__Task instructions__. Can you quote the lines below exactly, starting at the line with "Convert this screenshot" and going through the last one?

============================================================

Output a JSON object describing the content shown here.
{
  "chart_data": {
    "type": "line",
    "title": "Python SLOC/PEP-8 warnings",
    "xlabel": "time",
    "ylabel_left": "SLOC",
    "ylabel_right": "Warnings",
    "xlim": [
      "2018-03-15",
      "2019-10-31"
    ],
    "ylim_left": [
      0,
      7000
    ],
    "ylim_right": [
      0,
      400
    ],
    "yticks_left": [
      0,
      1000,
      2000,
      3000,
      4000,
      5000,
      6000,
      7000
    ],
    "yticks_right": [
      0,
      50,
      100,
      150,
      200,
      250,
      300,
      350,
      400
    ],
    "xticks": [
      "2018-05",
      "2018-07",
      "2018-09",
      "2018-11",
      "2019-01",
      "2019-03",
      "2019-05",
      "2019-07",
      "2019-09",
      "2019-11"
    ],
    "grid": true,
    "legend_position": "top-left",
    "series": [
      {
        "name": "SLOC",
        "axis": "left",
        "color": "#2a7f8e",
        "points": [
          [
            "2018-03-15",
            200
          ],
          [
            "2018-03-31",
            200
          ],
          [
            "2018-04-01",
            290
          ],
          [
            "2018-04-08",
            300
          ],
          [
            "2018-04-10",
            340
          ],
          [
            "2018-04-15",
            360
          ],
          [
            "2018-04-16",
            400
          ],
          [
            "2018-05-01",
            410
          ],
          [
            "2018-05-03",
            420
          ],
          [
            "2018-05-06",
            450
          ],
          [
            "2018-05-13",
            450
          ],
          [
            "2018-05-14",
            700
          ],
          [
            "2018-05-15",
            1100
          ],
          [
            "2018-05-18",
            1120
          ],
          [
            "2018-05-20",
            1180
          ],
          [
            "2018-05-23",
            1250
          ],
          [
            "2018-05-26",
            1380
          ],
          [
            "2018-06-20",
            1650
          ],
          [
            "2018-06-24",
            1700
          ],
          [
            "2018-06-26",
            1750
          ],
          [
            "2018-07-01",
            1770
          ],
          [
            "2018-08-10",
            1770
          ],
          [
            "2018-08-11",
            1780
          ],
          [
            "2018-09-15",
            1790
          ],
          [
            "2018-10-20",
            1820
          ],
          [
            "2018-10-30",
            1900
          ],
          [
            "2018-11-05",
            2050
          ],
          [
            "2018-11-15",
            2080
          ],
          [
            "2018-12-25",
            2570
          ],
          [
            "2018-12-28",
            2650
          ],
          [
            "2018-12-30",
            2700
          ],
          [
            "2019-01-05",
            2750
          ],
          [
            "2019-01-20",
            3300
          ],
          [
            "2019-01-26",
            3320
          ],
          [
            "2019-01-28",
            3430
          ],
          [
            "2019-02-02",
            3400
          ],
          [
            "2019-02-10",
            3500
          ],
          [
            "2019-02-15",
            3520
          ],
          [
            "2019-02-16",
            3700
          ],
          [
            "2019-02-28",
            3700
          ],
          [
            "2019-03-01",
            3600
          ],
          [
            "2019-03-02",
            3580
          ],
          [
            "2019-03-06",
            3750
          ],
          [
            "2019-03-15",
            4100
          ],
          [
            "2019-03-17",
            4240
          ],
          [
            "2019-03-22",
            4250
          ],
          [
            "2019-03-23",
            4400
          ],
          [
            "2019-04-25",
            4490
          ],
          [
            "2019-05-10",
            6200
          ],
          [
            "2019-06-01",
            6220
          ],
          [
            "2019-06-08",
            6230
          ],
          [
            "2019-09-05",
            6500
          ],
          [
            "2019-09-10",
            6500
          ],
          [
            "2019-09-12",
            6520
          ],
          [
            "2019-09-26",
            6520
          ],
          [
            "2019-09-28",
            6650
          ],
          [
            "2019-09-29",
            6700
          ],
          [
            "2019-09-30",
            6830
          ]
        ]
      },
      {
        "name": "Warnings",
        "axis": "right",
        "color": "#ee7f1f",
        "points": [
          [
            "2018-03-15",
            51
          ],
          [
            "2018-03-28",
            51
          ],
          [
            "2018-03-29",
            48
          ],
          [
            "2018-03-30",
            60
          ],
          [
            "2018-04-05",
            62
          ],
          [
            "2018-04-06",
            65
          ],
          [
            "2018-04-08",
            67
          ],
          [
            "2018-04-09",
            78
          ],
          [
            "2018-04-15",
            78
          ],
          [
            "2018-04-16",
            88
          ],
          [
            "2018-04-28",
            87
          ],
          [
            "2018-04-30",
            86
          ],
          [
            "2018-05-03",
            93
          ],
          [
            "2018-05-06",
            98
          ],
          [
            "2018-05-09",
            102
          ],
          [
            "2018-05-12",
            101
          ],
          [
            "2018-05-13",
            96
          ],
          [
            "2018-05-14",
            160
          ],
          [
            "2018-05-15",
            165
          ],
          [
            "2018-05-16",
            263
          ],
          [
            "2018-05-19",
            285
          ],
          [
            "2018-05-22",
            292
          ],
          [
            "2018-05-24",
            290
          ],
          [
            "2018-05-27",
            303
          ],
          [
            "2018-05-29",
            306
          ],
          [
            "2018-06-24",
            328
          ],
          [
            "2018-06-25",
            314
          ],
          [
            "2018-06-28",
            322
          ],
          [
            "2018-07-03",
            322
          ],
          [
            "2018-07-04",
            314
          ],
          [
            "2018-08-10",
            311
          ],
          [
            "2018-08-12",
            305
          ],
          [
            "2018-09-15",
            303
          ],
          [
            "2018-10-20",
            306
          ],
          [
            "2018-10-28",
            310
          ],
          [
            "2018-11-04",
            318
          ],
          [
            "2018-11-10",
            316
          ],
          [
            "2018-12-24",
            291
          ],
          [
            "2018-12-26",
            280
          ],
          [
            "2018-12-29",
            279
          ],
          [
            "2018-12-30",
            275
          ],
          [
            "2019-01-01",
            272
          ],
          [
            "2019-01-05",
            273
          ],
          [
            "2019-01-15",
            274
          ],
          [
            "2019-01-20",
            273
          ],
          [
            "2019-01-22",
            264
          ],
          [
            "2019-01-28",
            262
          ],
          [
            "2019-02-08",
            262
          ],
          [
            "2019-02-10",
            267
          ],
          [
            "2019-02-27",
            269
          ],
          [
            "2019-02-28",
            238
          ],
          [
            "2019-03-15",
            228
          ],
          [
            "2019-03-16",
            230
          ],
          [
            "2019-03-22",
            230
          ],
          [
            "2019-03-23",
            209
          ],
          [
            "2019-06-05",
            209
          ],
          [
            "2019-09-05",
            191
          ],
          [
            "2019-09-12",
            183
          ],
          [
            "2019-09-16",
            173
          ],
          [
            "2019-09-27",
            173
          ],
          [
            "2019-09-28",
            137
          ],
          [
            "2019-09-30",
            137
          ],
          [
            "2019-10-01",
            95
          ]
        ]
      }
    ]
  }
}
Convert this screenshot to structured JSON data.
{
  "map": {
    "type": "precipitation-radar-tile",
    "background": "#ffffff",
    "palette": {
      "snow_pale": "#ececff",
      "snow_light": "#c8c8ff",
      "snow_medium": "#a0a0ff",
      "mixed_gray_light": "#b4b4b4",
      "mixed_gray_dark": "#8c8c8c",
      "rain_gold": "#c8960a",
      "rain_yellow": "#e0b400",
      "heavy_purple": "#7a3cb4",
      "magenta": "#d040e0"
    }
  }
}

============================================================

__Output__.
Convert this screenshot to structured JSON data.
{
  "map": {
    "type": "precipitation-radar-tile",
    "background": "#ffffff",
    "palette": {
      "snow_pale": "#ececff",
      "snow_light": "#c8c8ff",
      "snow_medium": "#a0a0ff",
      "mixed_gray_light": "#b4b4b4",
      "mixed_gray_dark": "#8c8c8c",
      "rain_gold": "#c8960a",
      "rain_yellow": "#e0b400",
      "heavy_purple": "#7a3cb4",
      "magenta": "#d040e0"
    }
  }
}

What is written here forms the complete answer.